▶ _GIVEN TEXT_
--------

Where East Meets West 5
Towards a Hermeneutics
Of Cultural Exchange
Towards a Hermeneutics of Cultural Exchange
This chapter makes the case for an encounter with the West in terms which evoke echoes of an East/West dialogue. For a moment, the real objective of the Western Thought Project as part of an Islamization program which is primarily targeted at Muslims is deliberately muted without being lost sight of. It is an attempt to persuade the Other to come to the table and engage in a dialogue: to provide the reasons for why this is the reasonable thing to do.
In addressing the West in this way, the Muslim, as scholar and thinker, is reclaiming his individuality and position, his identity and cultural affinity, in order to give the lead and take the initiative. The first lesson in this course is to develop our communication skills. To be effective, we need to know how to say what we want to say. We need to have a message to communicate, as well as a motive, and we need to be able to relate means to ends in the process to assess our program and keep track of our direction. There are other needs in an effective communication situation: we need to know the important and relevant points about the Other as much as we need to be aware of who we are and what we represent. When the nature of the communication and its context are those of a cultural encounter, communication means more than a savviness in the tricks of the trade and the ways of the world: it is more than an acquisition of the essential know-how and skills. There is an important intellectual dimension to the encounter that calls for articulation and cultivation.

--------

▶ _COLLECTED MATERIAL_
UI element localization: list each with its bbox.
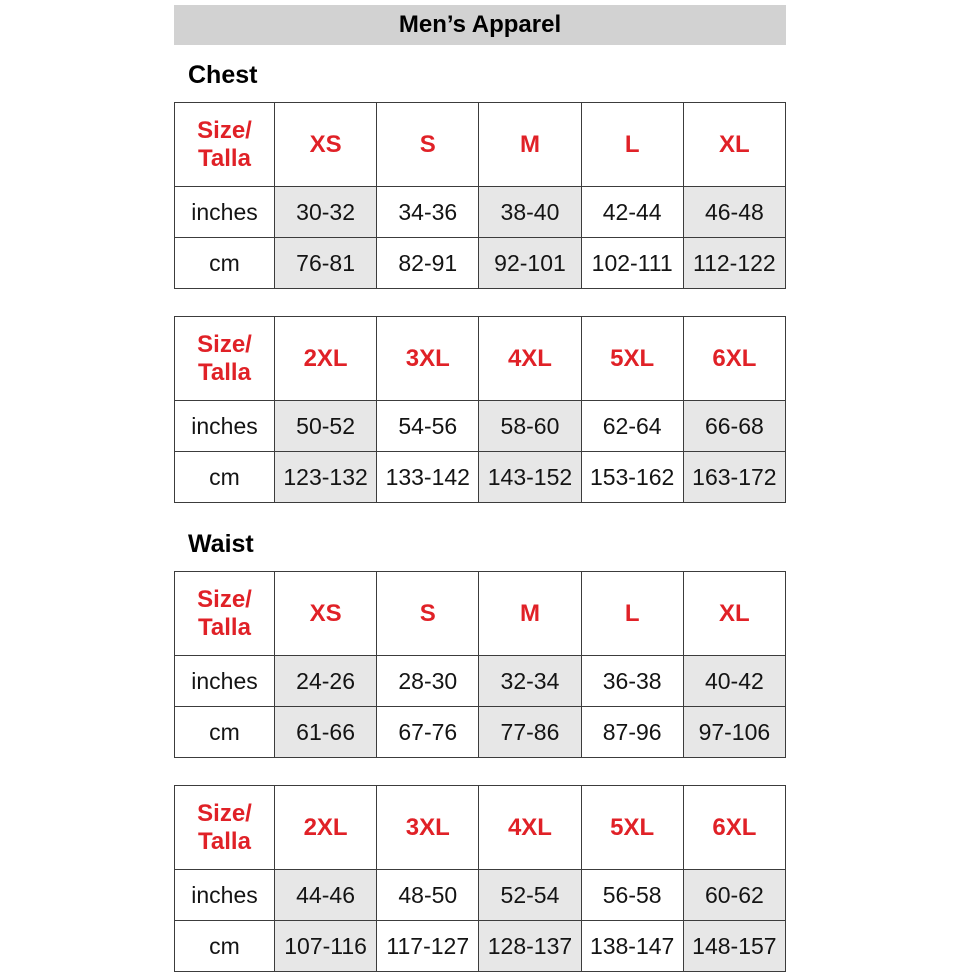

--------

▶ _SHORT EXERCISE A_
In the text on cultural exchange, translate this sentence into Spanish: "To be effective, we need to know how to say what we want to say."
▶ _SHORT EXERCISE B_
According to the text on cultural exchange, why does communication in a cultural encounter mean more than acquiring the essential know-how and skills?

▶ _COMPLETE RESPONSE A_
Para ser eficaces, necesitamos saber cómo decir lo que queremos decir.

▶ _COMPLETE RESPONSE B_
Such an encounter has an important intellectual dimension that calls for articulation and cultivation. Communication there therefore goes beyond savviness in the tricks of the trade and the ways of the world.